BEGIN Listed entries
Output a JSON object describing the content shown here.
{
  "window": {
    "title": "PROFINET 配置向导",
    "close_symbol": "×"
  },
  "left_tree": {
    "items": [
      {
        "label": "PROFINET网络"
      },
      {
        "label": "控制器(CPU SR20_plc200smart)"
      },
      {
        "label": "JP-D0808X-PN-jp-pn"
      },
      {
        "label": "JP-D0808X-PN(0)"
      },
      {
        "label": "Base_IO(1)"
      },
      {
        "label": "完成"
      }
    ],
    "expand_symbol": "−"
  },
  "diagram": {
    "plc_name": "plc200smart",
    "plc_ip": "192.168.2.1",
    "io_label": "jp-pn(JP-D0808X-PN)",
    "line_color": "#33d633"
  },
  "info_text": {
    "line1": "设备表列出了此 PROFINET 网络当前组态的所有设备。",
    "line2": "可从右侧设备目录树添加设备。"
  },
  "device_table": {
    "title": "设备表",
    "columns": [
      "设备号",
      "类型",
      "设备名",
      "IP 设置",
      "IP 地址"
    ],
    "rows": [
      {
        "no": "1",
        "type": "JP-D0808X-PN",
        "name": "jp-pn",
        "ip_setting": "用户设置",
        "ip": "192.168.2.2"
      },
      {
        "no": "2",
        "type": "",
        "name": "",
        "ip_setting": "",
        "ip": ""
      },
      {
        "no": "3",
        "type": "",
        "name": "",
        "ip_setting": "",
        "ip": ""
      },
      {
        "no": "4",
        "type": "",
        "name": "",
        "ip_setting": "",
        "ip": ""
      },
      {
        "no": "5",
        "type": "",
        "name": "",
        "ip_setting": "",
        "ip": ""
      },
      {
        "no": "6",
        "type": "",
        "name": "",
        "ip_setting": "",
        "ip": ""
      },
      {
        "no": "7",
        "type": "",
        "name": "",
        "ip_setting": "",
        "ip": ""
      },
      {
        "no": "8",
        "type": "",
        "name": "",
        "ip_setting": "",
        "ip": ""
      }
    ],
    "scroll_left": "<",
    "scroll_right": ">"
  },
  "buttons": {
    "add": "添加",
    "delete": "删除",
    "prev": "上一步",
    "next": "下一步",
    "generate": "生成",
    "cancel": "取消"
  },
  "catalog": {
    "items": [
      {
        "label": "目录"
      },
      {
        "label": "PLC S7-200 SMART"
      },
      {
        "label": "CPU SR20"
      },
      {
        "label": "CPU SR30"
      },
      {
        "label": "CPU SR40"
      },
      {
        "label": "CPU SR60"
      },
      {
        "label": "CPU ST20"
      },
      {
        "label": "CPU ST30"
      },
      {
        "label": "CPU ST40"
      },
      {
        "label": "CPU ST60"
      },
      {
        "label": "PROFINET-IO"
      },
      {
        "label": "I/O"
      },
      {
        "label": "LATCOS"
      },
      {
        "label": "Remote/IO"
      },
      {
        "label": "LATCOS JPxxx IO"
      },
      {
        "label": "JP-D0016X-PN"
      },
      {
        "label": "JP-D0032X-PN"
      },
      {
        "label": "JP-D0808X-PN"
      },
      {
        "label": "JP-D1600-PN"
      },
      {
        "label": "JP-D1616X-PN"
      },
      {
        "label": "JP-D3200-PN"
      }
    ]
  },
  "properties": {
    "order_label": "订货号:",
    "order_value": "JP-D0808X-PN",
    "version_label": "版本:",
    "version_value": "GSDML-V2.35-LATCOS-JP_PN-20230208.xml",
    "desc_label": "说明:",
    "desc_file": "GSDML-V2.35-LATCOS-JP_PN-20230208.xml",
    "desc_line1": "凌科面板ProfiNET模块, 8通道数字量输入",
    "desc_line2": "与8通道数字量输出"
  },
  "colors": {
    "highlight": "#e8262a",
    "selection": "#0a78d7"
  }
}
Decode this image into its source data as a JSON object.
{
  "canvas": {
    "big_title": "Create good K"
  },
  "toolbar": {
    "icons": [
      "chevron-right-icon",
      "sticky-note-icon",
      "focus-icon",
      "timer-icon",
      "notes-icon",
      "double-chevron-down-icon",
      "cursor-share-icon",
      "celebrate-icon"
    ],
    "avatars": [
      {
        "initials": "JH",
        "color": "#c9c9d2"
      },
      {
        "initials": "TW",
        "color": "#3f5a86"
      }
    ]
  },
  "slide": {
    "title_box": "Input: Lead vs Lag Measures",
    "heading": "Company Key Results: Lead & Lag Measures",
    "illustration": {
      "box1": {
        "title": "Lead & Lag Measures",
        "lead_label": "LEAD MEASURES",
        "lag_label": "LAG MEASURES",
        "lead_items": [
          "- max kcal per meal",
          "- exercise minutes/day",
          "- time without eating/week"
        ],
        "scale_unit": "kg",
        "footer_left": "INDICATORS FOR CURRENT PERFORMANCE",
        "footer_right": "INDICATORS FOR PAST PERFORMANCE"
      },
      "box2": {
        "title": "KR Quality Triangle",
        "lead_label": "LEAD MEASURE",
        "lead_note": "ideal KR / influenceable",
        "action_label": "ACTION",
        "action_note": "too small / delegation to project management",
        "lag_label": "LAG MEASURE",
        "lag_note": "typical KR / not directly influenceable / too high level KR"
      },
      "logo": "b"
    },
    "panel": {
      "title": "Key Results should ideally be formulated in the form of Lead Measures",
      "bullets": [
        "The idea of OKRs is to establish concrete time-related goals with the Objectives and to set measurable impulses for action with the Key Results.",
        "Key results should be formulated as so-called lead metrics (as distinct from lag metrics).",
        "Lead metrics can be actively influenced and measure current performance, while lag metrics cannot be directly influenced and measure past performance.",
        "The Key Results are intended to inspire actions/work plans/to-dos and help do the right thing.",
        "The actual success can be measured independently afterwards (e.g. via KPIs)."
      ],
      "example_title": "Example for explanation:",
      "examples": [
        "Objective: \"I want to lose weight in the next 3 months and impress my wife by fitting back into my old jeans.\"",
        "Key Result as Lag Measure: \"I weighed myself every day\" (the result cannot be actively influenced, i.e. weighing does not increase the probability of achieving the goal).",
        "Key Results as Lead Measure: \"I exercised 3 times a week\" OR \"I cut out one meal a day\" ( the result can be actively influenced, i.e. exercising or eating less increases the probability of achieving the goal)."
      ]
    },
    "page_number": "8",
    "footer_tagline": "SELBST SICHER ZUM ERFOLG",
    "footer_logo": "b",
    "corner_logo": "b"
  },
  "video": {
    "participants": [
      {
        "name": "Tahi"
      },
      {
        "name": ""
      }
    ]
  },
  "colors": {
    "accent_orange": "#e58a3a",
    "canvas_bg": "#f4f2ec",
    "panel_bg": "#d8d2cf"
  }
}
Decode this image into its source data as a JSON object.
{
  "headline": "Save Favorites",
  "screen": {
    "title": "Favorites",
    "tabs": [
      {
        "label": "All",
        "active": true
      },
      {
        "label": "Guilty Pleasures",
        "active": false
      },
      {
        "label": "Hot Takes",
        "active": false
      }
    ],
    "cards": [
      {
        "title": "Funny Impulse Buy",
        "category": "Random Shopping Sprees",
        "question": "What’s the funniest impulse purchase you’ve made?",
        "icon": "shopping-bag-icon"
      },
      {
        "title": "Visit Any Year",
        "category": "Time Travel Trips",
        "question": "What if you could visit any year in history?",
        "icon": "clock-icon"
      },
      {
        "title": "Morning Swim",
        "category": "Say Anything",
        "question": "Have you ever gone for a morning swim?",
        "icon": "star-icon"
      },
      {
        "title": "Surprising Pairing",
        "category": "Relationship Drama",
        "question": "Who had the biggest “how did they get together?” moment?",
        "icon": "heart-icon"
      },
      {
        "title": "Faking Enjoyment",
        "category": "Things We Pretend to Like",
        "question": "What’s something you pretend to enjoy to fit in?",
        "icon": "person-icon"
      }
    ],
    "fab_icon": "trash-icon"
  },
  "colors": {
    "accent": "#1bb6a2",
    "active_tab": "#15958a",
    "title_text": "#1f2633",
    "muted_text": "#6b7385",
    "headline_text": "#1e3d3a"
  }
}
END Listed entries
Report each line in the data that holds the word "What".

        "question": "What’s the funniest impulse purchase you’ve made?",
        "question": "What if you could visit any year in history?",
        "question": "What’s something you pretend to enjoy to fit in?",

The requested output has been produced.